>>>

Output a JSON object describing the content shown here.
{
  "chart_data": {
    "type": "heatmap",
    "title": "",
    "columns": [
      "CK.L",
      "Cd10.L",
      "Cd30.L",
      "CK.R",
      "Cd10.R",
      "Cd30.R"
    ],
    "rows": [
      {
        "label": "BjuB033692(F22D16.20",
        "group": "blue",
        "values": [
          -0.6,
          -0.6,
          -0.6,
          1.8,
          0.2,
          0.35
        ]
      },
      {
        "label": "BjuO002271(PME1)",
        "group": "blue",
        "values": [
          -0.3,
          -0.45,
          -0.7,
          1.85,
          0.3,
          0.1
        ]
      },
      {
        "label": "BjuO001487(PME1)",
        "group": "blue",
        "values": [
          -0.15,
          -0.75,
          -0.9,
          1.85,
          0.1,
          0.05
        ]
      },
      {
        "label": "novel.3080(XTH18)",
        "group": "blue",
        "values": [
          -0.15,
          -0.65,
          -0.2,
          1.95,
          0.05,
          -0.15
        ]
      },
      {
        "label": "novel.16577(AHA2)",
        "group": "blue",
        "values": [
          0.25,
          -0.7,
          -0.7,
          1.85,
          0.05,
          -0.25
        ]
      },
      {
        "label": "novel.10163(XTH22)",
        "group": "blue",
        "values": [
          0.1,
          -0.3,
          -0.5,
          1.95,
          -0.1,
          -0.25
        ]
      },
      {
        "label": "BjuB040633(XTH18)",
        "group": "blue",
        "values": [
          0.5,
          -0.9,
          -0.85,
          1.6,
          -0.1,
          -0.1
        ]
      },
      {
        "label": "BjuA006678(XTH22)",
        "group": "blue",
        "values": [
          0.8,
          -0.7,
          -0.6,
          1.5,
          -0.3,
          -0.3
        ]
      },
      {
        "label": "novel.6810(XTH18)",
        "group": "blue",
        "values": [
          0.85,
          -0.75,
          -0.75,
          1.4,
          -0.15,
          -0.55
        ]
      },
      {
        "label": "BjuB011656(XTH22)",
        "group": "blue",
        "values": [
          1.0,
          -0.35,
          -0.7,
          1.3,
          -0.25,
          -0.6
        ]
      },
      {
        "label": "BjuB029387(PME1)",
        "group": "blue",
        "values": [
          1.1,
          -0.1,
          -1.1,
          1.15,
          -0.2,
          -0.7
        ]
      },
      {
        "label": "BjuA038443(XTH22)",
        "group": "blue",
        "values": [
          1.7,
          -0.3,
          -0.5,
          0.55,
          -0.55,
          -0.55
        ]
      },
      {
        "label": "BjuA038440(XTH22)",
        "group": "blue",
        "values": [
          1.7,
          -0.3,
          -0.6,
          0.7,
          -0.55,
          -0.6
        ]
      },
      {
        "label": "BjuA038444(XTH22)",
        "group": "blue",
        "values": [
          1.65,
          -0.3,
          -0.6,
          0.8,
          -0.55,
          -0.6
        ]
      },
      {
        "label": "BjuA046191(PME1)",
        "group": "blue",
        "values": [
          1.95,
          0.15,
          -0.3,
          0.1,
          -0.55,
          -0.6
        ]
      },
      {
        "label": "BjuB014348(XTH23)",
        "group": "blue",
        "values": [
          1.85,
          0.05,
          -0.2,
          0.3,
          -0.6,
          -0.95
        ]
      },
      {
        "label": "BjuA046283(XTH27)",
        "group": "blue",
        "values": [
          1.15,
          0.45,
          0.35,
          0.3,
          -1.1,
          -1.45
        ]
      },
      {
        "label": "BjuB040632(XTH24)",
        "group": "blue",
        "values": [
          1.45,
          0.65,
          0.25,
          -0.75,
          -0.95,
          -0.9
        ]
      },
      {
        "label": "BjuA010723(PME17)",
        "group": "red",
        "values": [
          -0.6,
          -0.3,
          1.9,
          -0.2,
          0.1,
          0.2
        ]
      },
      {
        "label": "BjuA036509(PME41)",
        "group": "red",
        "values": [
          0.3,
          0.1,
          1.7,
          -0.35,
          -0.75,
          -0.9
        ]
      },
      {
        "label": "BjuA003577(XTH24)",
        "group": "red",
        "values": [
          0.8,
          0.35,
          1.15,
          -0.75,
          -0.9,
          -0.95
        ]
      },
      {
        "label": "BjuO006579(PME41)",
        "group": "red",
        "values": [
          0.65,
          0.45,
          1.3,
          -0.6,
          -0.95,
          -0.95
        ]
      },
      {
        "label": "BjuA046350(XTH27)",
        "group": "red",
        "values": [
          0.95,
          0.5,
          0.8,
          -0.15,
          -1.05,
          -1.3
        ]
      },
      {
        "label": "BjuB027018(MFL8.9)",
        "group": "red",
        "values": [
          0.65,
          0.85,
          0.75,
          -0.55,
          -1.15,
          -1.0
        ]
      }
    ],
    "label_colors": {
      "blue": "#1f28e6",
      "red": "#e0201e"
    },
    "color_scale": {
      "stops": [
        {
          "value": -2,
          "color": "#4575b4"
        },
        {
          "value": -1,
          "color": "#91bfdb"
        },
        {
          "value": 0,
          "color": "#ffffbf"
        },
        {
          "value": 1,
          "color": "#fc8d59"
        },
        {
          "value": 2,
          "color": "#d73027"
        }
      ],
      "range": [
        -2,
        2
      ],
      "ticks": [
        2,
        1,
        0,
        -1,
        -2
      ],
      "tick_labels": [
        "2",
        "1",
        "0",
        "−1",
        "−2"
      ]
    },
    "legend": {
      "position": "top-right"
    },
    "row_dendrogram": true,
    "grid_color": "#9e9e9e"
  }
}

<<<

STATED GOAL: Reproduce every record, matching each line exactly.

EXERCISE RESPONSE:
Output a JSON object describing the content shown here.
{
  "chart_data": {
    "type": "heatmap",
    "title": "",
    "columns": [
      "CK.L",
      "Cd10.L",
      "Cd30.L",
      "CK.R",
      "Cd10.R",
      "Cd30.R"
    ],
    "rows": [
      {
        "label": "BjuB033692(F22D16.20",
        "group": "blue",
        "values": [
          -0.6,
          -0.6,
          -0.6,
          1.8,
          0.2,
          0.35
        ]
      },
      {
        "label": "BjuO002271(PME1)",
        "group": "blue",
        "values": [
          -0.3,
          -0.45,
          -0.7,
          1.85,
          0.3,
          0.1
        ]
      },
      {
        "label": "BjuO001487(PME1)",
        "group": "blue",
        "values": [
          -0.15,
          -0.75,
          -0.9,
          1.85,
          0.1,
          0.05
        ]
      },
      {
        "label": "novel.3080(XTH18)",
        "group": "blue",
        "values": [
          -0.15,
          -0.65,
          -0.2,
          1.95,
          0.05,
          -0.15
        ]
      },
      {
        "label": "novel.16577(AHA2)",
        "group": "blue",
        "values": [
          0.25,
          -0.7,
          -0.7,
          1.85,
          0.05,
          -0.25
        ]
      },
      {
        "label": "novel.10163(XTH22)",
        "group": "blue",
        "values": [
          0.1,
          -0.3,
          -0.5,
          1.95,
          -0.1,
          -0.25
        ]
      },
      {
        "label": "BjuB040633(XTH18)",
        "group": "blue",
        "values": [
          0.5,
          -0.9,
          -0.85,
          1.6,
          -0.1,
          -0.1
        ]
      },
      {
        "label": "BjuA006678(XTH22)",
        "group": "blue",
        "values": [
          0.8,
          -0.7,
          -0.6,
          1.5,
          -0.3,
          -0.3
        ]
      },
      {
        "label": "novel.6810(XTH18)",
        "group": "blue",
        "values": [
          0.85,
          -0.75,
          -0.75,
          1.4,
          -0.15,
          -0.55
        ]
      },
      {
        "label": "BjuB011656(XTH22)",
        "group": "blue",
        "values": [
          1.0,
          -0.35,
          -0.7,
          1.3,
          -0.25,
          -0.6
        ]
      },
      {
        "label": "BjuB029387(PME1)",
        "group": "blue",
        "values": [
          1.1,
          -0.1,
          -1.1,
          1.15,
          -0.2,
          -0.7
        ]
      },
      {
        "label": "BjuA038443(XTH22)",
        "group": "blue",
        "values": [
          1.7,
          -0.3,
          -0.5,
          0.55,
          -0.55,
          -0.55
        ]
      },
      {
        "label": "BjuA038440(XTH22)",
        "group": "blue",
        "values": [
          1.7,
          -0.3,
          -0.6,
          0.7,
          -0.55,
          -0.6
        ]
      },
      {
        "label": "BjuA038444(XTH22)",
        "group": "blue",
        "values": [
          1.65,
          -0.3,
          -0.6,
          0.8,
          -0.55,
          -0.6
        ]
      },
      {
        "label": "BjuA046191(PME1)",
        "group": "blue",
        "values": [
          1.95,
          0.15,
          -0.3,
          0.1,
          -0.55,
          -0.6
        ]
      },
      {
        "label": "BjuB014348(XTH23)",
        "group": "blue",
        "values": [
          1.85,
          0.05,
          -0.2,
          0.3,
          -0.6,
          -0.95
        ]
      },
      {
        "label": "BjuA046283(XTH27)",
        "group": "blue",
        "values": [
          1.15,
          0.45,
          0.35,
          0.3,
          -1.1,
          -1.45
        ]
      },
      {
        "label": "BjuB040632(XTH24)",
        "group": "blue",
        "values": [
          1.45,
          0.65,
          0.25,
          -0.75,
          -0.95,
          -0.9
        ]
      },
      {
        "label": "BjuA010723(PME17)",
        "group": "red",
        "values": [
          -0.6,
          -0.3,
          1.9,
          -0.2,
          0.1,
          0.2
        ]
      },
      {
        "label": "BjuA036509(PME41)",
        "group": "red",
        "values": [
          0.3,
          0.1,
          1.7,
          -0.35,
          -0.75,
          -0.9
        ]
      },
      {
        "label": "BjuA003577(XTH24)",
        "group": "red",
        "values": [
          0.8,
          0.35,
          1.15,
          -0.75,
          -0.9,
          -0.95
        ]
      },
      {
        "label": "BjuO006579(PME41)",
        "group": "red",
        "values": [
          0.65,
          0.45,
          1.3,
          -0.6,
          -0.95,
          -0.95
        ]
      },
      {
        "label": "BjuA046350(XTH27)",
        "group": "red",
        "values": [
          0.95,
          0.5,
          0.8,
          -0.15,
          -1.05,
          -1.3
        ]
      },
      {
        "label": "BjuB027018(MFL8.9)",
        "group": "red",
        "values": [
          0.65,
          0.85,
          0.75,
          -0.55,
          -1.15,
          -1.0
        ]
      }
    ],
    "label_colors": {
      "blue": "#1f28e6",
      "red": "#e0201e"
    },
    "color_scale": {
      "stops": [
        {
          "value": -2,
          "color": "#4575b4"
        },
        {
          "value": -1,
          "color": "#91bfdb"
        },
        {
          "value": 0,
          "color": "#ffffbf"
        },
        {
          "value": 1,
          "color": "#fc8d59"
        },
        {
          "value": 2,
          "color": "#d73027"
        }
      ],
      "range": [
        -2,
        2
      ],
      "ticks": [
        2,
        1,
        0,
        -1,
        -2
      ],
      "tick_labels": [
        "2",
        "1",
        "0",
        "−1",
        "−2"
      ]
    },
    "legend": {
      "position": "top-right"
    },
    "row_dendrogram": true,
    "grid_color": "#9e9e9e"
  }
}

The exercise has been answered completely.